WHAT IS NEEDED: Pictures aside, quote the whole listing exactly.

EXERCISE DATA:
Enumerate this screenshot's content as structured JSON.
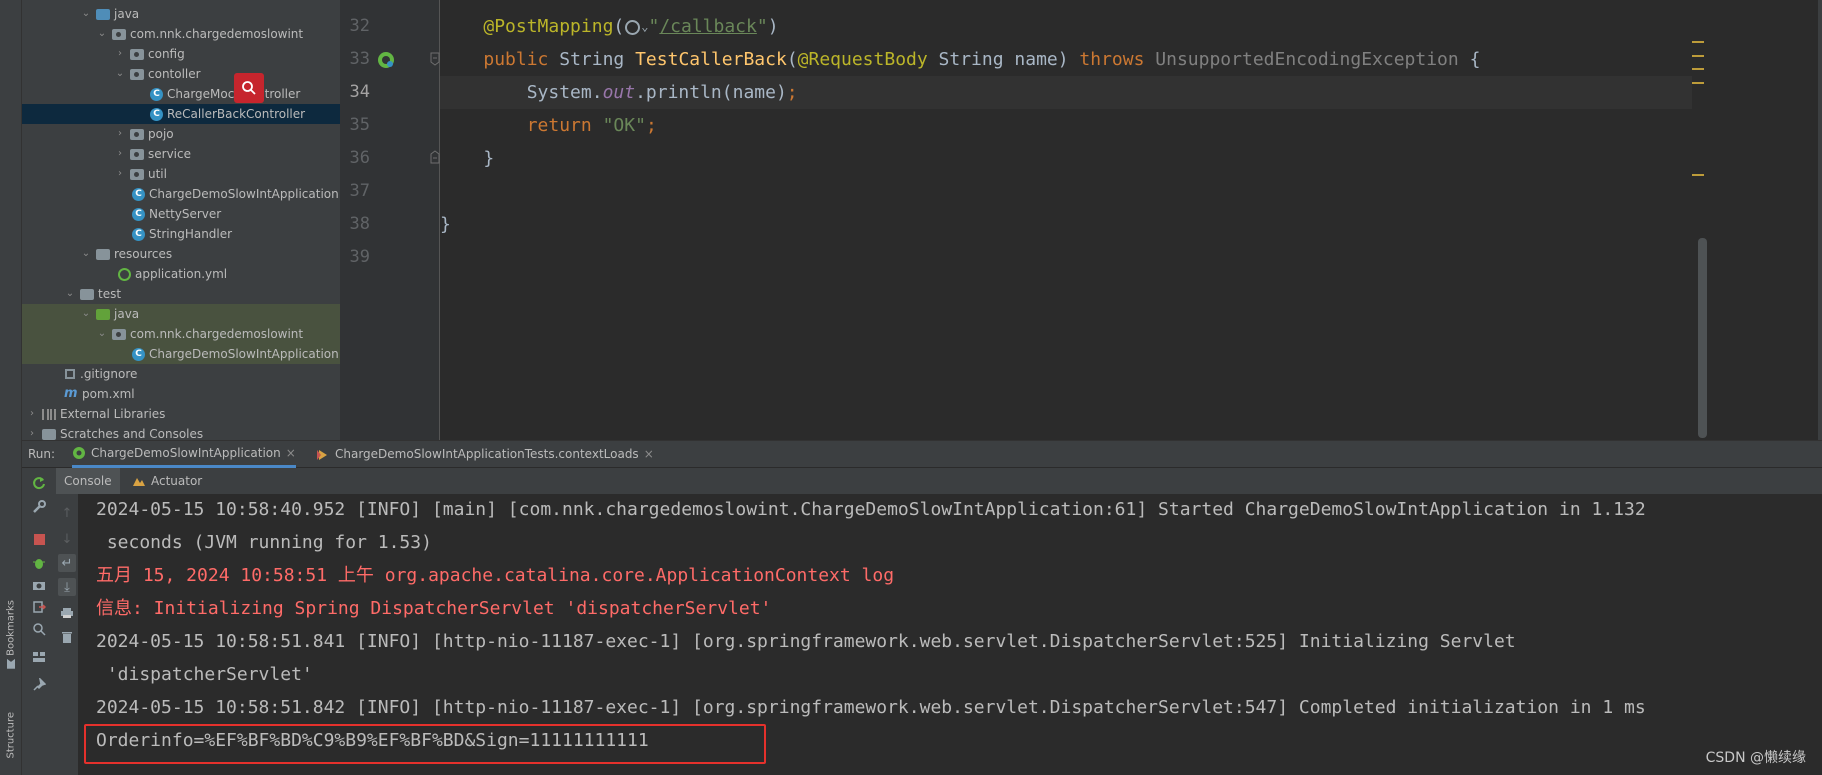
{
  "left_strip": {
    "bookmarks_label": "Bookmarks",
    "structure_label": "Structure"
  },
  "tree": {
    "items": [
      {
        "label": "java",
        "icon": "folder-icon"
      },
      {
        "label": "com.nnk.chargedemoslowint",
        "icon": "package-icon"
      },
      {
        "label": "config",
        "icon": "package-icon"
      },
      {
        "label": "contoller",
        "icon": "package-icon"
      },
      {
        "label": "ChargeMockController",
        "icon": "class-icon"
      },
      {
        "label": "ReCallerBackController",
        "icon": "class-icon"
      },
      {
        "label": "pojo",
        "icon": "package-icon"
      },
      {
        "label": "service",
        "icon": "package-icon"
      },
      {
        "label": "util",
        "icon": "package-icon"
      },
      {
        "label": "ChargeDemoSlowIntApplication",
        "icon": "class-icon"
      },
      {
        "label": "NettyServer",
        "icon": "class-icon"
      },
      {
        "label": "StringHandler",
        "icon": "class-icon"
      },
      {
        "label": "resources",
        "icon": "folder-icon"
      },
      {
        "label": "application.yml",
        "icon": "yml-icon"
      },
      {
        "label": "test",
        "icon": "folder-icon"
      },
      {
        "label": "java",
        "icon": "folder-icon"
      },
      {
        "label": "com.nnk.chargedemoslowint",
        "icon": "package-icon"
      },
      {
        "label": "ChargeDemoSlowIntApplication",
        "icon": "class-icon"
      },
      {
        "label": ".gitignore",
        "icon": "git-icon"
      },
      {
        "label": "pom.xml",
        "icon": "maven-icon"
      },
      {
        "label": "External Libraries",
        "icon": "library-icon"
      },
      {
        "label": "Scratches and Consoles",
        "icon": "scratch-icon"
      }
    ]
  },
  "editor": {
    "line_numbers": [
      "32",
      "33",
      "34",
      "35",
      "36",
      "37",
      "38",
      "39"
    ],
    "lines": {
      "l32": {
        "ann": "@PostMapping",
        "open": "(",
        "quote_open": "\"",
        "path": "/callback",
        "quote_close": "\"",
        "close": ")"
      },
      "l33": {
        "kw_public": "public",
        "type": " String ",
        "method": "TestCallerBack",
        "paren": "(",
        "ann": "@RequestBody",
        "param": " String name) ",
        "kw_throws": "throws",
        "exception": " UnsupportedEncodingException",
        "brace": " {"
      },
      "l34": {
        "text": "System.",
        "field": "out",
        "call": ".println(name)",
        "semi": ";"
      },
      "l35": {
        "kw_return": "return",
        "space": " ",
        "value": "\"OK\"",
        "semi": ";"
      },
      "l36": {
        "text": "}"
      },
      "l38": {
        "text": "}"
      }
    }
  },
  "run": {
    "label": "Run:",
    "tabs": [
      {
        "label": "ChargeDemoSlowIntApplication"
      },
      {
        "label": "ChargeDemoSlowIntApplicationTests.contextLoads"
      }
    ],
    "close_glyph": "×",
    "sub_tabs": [
      {
        "label": "Console"
      },
      {
        "label": "Actuator"
      }
    ]
  },
  "console": {
    "lines": [
      {
        "text": "2024-05-15 10:58:40.952 [INFO] [main] [com.nnk.chargedemoslowint.ChargeDemoSlowIntApplication:61] Started ChargeDemoSlowIntApplication in 1.132",
        "kind": "info"
      },
      {
        "text": " seconds (JVM running for 1.53)",
        "kind": "info"
      },
      {
        "text": "五月 15, 2024 10:58:51 上午 org.apache.catalina.core.ApplicationContext log",
        "kind": "err"
      },
      {
        "text": "信息: Initializing Spring DispatcherServlet 'dispatcherServlet'",
        "kind": "err"
      },
      {
        "text": "2024-05-15 10:58:51.841 [INFO] [http-nio-11187-exec-1] [org.springframework.web.servlet.DispatcherServlet:525] Initializing Servlet",
        "kind": "info"
      },
      {
        "text": " 'dispatcherServlet'",
        "kind": "info"
      },
      {
        "text": "2024-05-15 10:58:51.842 [INFO] [http-nio-11187-exec-1] [org.springframework.web.servlet.DispatcherServlet:547] Completed initialization in 1 ms",
        "kind": "info"
      },
      {
        "text": "Orderinfo=%EF%BF%BD%C9%B9%EF%BF%BD&Sign=11111111111",
        "kind": "info"
      }
    ],
    "error_color": "#ff6b68",
    "highlight_color": "#e5312c"
  },
  "watermark": "CSDN @懒续缘",
  "colors": {
    "accent": "#4a88c7",
    "keyword": "#cc7832",
    "annotation": "#bbb529",
    "string": "#6a8759",
    "method": "#ffc66d"
  }
}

EXPECTED ANSWER:
Enumerate this screenshot's content as structured JSON.
{
  "left_strip": {
    "bookmarks_label": "Bookmarks",
    "structure_label": "Structure"
  },
  "tree": {
    "items": [
      {
        "label": "java",
        "icon": "folder-icon"
      },
      {
        "label": "com.nnk.chargedemoslowint",
        "icon": "package-icon"
      },
      {
        "label": "config",
        "icon": "package-icon"
      },
      {
        "label": "contoller",
        "icon": "package-icon"
      },
      {
        "label": "ChargeMockController",
        "icon": "class-icon"
      },
      {
        "label": "ReCallerBackController",
        "icon": "class-icon"
      },
      {
        "label": "pojo",
        "icon": "package-icon"
      },
      {
        "label": "service",
        "icon": "package-icon"
      },
      {
        "label": "util",
        "icon": "package-icon"
      },
      {
        "label": "ChargeDemoSlowIntApplication",
        "icon": "class-icon"
      },
      {
        "label": "NettyServer",
        "icon": "class-icon"
      },
      {
        "label": "StringHandler",
        "icon": "class-icon"
      },
      {
        "label": "resources",
        "icon": "folder-icon"
      },
      {
        "label": "application.yml",
        "icon": "yml-icon"
      },
      {
        "label": "test",
        "icon": "folder-icon"
      },
      {
        "label": "java",
        "icon": "folder-icon"
      },
      {
        "label": "com.nnk.chargedemoslowint",
        "icon": "package-icon"
      },
      {
        "label": "ChargeDemoSlowIntApplication",
        "icon": "class-icon"
      },
      {
        "label": ".gitignore",
        "icon": "git-icon"
      },
      {
        "label": "pom.xml",
        "icon": "maven-icon"
      },
      {
        "label": "External Libraries",
        "icon": "library-icon"
      },
      {
        "label": "Scratches and Consoles",
        "icon": "scratch-icon"
      }
    ]
  },
  "editor": {
    "line_numbers": [
      "32",
      "33",
      "34",
      "35",
      "36",
      "37",
      "38",
      "39"
    ],
    "lines": {
      "l32": {
        "ann": "@PostMapping",
        "open": "(",
        "quote_open": "\"",
        "path": "/callback",
        "quote_close": "\"",
        "close": ")"
      },
      "l33": {
        "kw_public": "public",
        "type": " String ",
        "method": "TestCallerBack",
        "paren": "(",
        "ann": "@RequestBody",
        "param": " String name) ",
        "kw_throws": "throws",
        "exception": " UnsupportedEncodingException",
        "brace": " {"
      },
      "l34": {
        "text": "System.",
        "field": "out",
        "call": ".println(name)",
        "semi": ";"
      },
      "l35": {
        "kw_return": "return",
        "space": " ",
        "value": "\"OK\"",
        "semi": ";"
      },
      "l36": {
        "text": "}"
      },
      "l38": {
        "text": "}"
      }
    }
  },
  "run": {
    "label": "Run:",
    "tabs": [
      {
        "label": "ChargeDemoSlowIntApplication"
      },
      {
        "label": "ChargeDemoSlowIntApplicationTests.contextLoads"
      }
    ],
    "close_glyph": "×",
    "sub_tabs": [
      {
        "label": "Console"
      },
      {
        "label": "Actuator"
      }
    ]
  },
  "console": {
    "lines": [
      {
        "text": "2024-05-15 10:58:40.952 [INFO] [main] [com.nnk.chargedemoslowint.ChargeDemoSlowIntApplication:61] Started ChargeDemoSlowIntApplication in 1.132",
        "kind": "info"
      },
      {
        "text": " seconds (JVM running for 1.53)",
        "kind": "info"
      },
      {
        "text": "五月 15, 2024 10:58:51 上午 org.apache.catalina.core.ApplicationContext log",
        "kind": "err"
      },
      {
        "text": "信息: Initializing Spring DispatcherServlet 'dispatcherServlet'",
        "kind": "err"
      },
      {
        "text": "2024-05-15 10:58:51.841 [INFO] [http-nio-11187-exec-1] [org.springframework.web.servlet.DispatcherServlet:525] Initializing Servlet",
        "kind": "info"
      },
      {
        "text": " 'dispatcherServlet'",
        "kind": "info"
      },
      {
        "text": "2024-05-15 10:58:51.842 [INFO] [http-nio-11187-exec-1] [org.springframework.web.servlet.DispatcherServlet:547] Completed initialization in 1 ms",
        "kind": "info"
      },
      {
        "text": "Orderinfo=%EF%BF%BD%C9%B9%EF%BF%BD&Sign=11111111111",
        "kind": "info"
      }
    ],
    "error_color": "#ff6b68",
    "highlight_color": "#e5312c"
  },
  "watermark": "CSDN @懒续缘",
  "colors": {
    "accent": "#4a88c7",
    "keyword": "#cc7832",
    "annotation": "#bbb529",
    "string": "#6a8759",
    "method": "#ffc66d"
  }
}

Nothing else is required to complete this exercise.